>>>>>
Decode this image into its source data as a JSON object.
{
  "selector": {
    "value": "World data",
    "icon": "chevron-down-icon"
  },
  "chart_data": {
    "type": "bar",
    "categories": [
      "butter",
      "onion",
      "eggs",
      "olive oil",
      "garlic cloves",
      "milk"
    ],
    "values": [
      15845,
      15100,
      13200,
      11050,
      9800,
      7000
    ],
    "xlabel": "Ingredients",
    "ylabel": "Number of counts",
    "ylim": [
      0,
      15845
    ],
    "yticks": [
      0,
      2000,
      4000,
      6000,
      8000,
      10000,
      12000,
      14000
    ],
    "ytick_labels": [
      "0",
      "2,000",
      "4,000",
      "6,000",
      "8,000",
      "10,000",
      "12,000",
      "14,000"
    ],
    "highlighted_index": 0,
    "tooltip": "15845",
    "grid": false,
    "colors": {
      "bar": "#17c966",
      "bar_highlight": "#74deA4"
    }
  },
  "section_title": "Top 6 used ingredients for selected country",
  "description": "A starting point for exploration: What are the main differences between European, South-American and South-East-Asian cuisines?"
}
<<<<<
Requirement:
Please repeat the listing above in full and exactly.

Result of the task:
Decode this image into its source data as a JSON object.
{
  "selector": {
    "value": "World data",
    "icon": "chevron-down-icon"
  },
  "chart_data": {
    "type": "bar",
    "categories": [
      "butter",
      "onion",
      "eggs",
      "olive oil",
      "garlic cloves",
      "milk"
    ],
    "values": [
      15845,
      15100,
      13200,
      11050,
      9800,
      7000
    ],
    "xlabel": "Ingredients",
    "ylabel": "Number of counts",
    "ylim": [
      0,
      15845
    ],
    "yticks": [
      0,
      2000,
      4000,
      6000,
      8000,
      10000,
      12000,
      14000
    ],
    "ytick_labels": [
      "0",
      "2,000",
      "4,000",
      "6,000",
      "8,000",
      "10,000",
      "12,000",
      "14,000"
    ],
    "highlighted_index": 0,
    "tooltip": "15845",
    "grid": false,
    "colors": {
      "bar": "#17c966",
      "bar_highlight": "#74deA4"
    }
  },
  "section_title": "Top 6 used ingredients for selected country",
  "description": "A starting point for exploration: What are the main differences between European, South-American and South-East-Asian cuisines?"
}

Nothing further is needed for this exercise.